# [Exercise directions]
Write out every entry precisely as given, leaving the pictures out.

# [Extracted entries]
----------------
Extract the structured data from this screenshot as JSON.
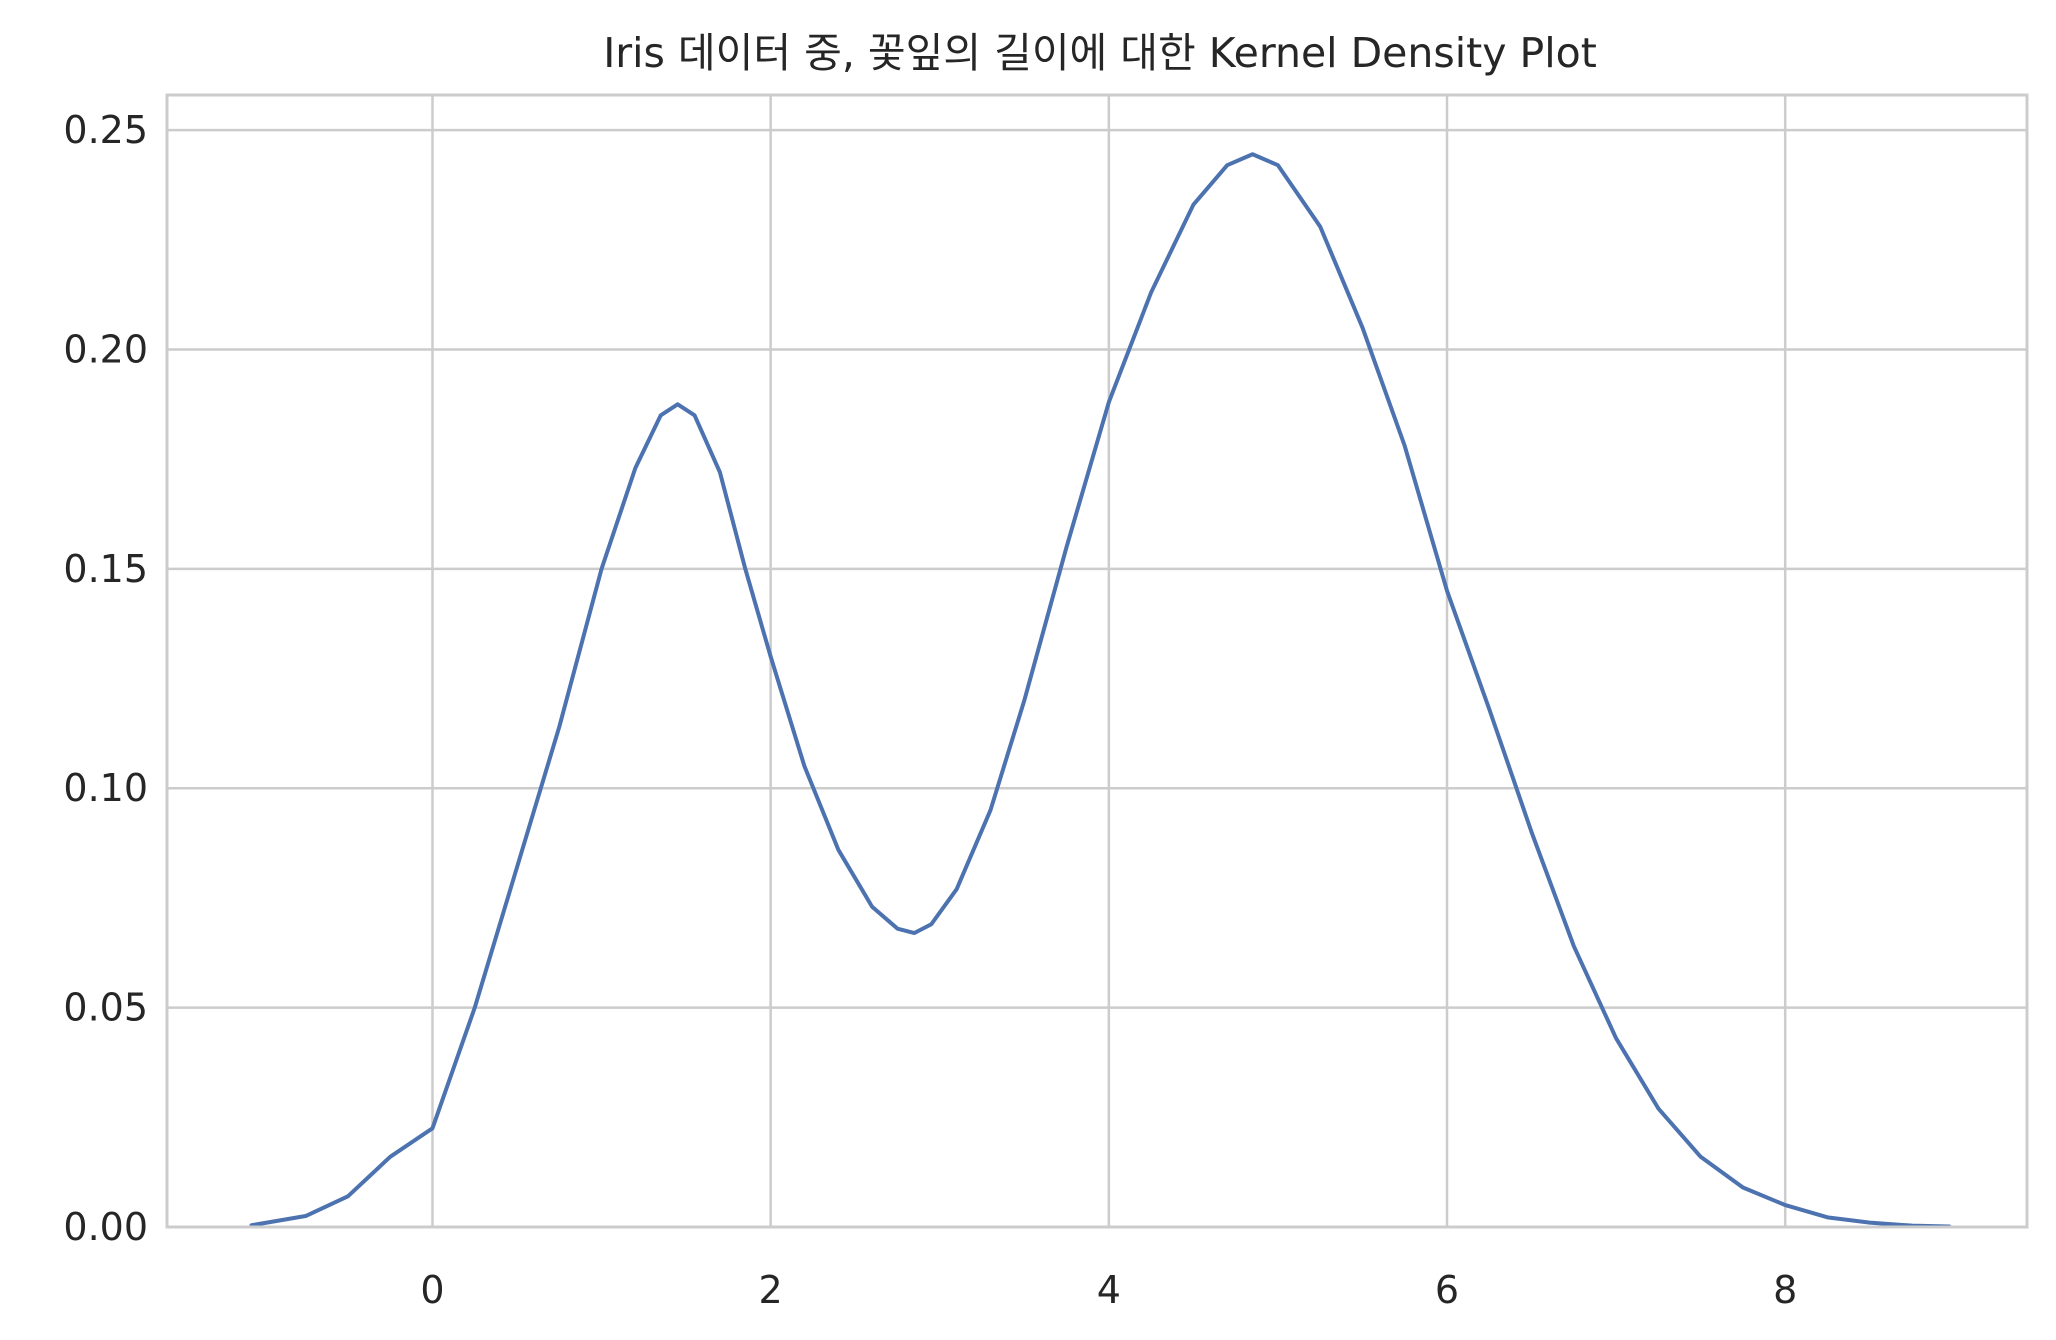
{
  "chart_data": {
    "type": "line",
    "title": "Iris 데이터 중, 꽃잎의 길이에 대한 Kernel Density Plot",
    "xlabel": "",
    "ylabel": "",
    "xlim": [
      -1.57,
      9.43
    ],
    "ylim": [
      0,
      0.258
    ],
    "xticks": [
      0,
      2,
      4,
      6,
      8
    ],
    "xtick_labels": [
      "0",
      "2",
      "4",
      "6",
      "8"
    ],
    "yticks": [
      0,
      0.05,
      0.1,
      0.15,
      0.2,
      0.25
    ],
    "ytick_labels": [
      "0.00",
      "0.05",
      "0.10",
      "0.15",
      "0.20",
      "0.25"
    ],
    "grid": true,
    "colors": {
      "line": "#4c72b0",
      "grid": "#cccccc",
      "spine": "#cccccc",
      "text": "#262626"
    },
    "series": [
      {
        "x": [
          -1.07,
          -0.75,
          -0.5,
          -0.25,
          0.0,
          0.25,
          0.5,
          0.75,
          1.0,
          1.2,
          1.35,
          1.45,
          1.55,
          1.7,
          1.85,
          2.0,
          2.2,
          2.4,
          2.6,
          2.75,
          2.85,
          2.95,
          3.1,
          3.3,
          3.5,
          3.75,
          4.0,
          4.25,
          4.5,
          4.7,
          4.85,
          5.0,
          5.25,
          5.5,
          5.75,
          6.0,
          6.25,
          6.5,
          6.75,
          7.0,
          7.25,
          7.5,
          7.75,
          8.0,
          8.25,
          8.5,
          8.75,
          8.97
        ],
        "y": [
          0.0004,
          0.0025,
          0.007,
          0.016,
          0.0225,
          0.05,
          0.082,
          0.114,
          0.15,
          0.173,
          0.185,
          0.1875,
          0.185,
          0.172,
          0.15,
          0.13,
          0.105,
          0.086,
          0.073,
          0.068,
          0.067,
          0.069,
          0.077,
          0.095,
          0.12,
          0.155,
          0.188,
          0.213,
          0.233,
          0.242,
          0.2445,
          0.242,
          0.228,
          0.205,
          0.178,
          0.145,
          0.118,
          0.09,
          0.064,
          0.043,
          0.027,
          0.016,
          0.009,
          0.005,
          0.0022,
          0.001,
          0.0003,
          0.0001
        ]
      }
    ]
  }
}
----------------
# [Solution below]
Extract the structured data from this screenshot as JSON.
{
  "chart_data": {
    "type": "line",
    "title": "Iris 데이터 중, 꽃잎의 길이에 대한 Kernel Density Plot",
    "xlabel": "",
    "ylabel": "",
    "xlim": [
      -1.57,
      9.43
    ],
    "ylim": [
      0,
      0.258
    ],
    "xticks": [
      0,
      2,
      4,
      6,
      8
    ],
    "xtick_labels": [
      "0",
      "2",
      "4",
      "6",
      "8"
    ],
    "yticks": [
      0,
      0.05,
      0.1,
      0.15,
      0.2,
      0.25
    ],
    "ytick_labels": [
      "0.00",
      "0.05",
      "0.10",
      "0.15",
      "0.20",
      "0.25"
    ],
    "grid": true,
    "colors": {
      "line": "#4c72b0",
      "grid": "#cccccc",
      "spine": "#cccccc",
      "text": "#262626"
    },
    "series": [
      {
        "x": [
          -1.07,
          -0.75,
          -0.5,
          -0.25,
          0.0,
          0.25,
          0.5,
          0.75,
          1.0,
          1.2,
          1.35,
          1.45,
          1.55,
          1.7,
          1.85,
          2.0,
          2.2,
          2.4,
          2.6,
          2.75,
          2.85,
          2.95,
          3.1,
          3.3,
          3.5,
          3.75,
          4.0,
          4.25,
          4.5,
          4.7,
          4.85,
          5.0,
          5.25,
          5.5,
          5.75,
          6.0,
          6.25,
          6.5,
          6.75,
          7.0,
          7.25,
          7.5,
          7.75,
          8.0,
          8.25,
          8.5,
          8.75,
          8.97
        ],
        "y": [
          0.0004,
          0.0025,
          0.007,
          0.016,
          0.0225,
          0.05,
          0.082,
          0.114,
          0.15,
          0.173,
          0.185,
          0.1875,
          0.185,
          0.172,
          0.15,
          0.13,
          0.105,
          0.086,
          0.073,
          0.068,
          0.067,
          0.069,
          0.077,
          0.095,
          0.12,
          0.155,
          0.188,
          0.213,
          0.233,
          0.242,
          0.2445,
          0.242,
          0.228,
          0.205,
          0.178,
          0.145,
          0.118,
          0.09,
          0.064,
          0.043,
          0.027,
          0.016,
          0.009,
          0.005,
          0.0022,
          0.001,
          0.0003,
          0.0001
        ]
      }
    ]
  }
}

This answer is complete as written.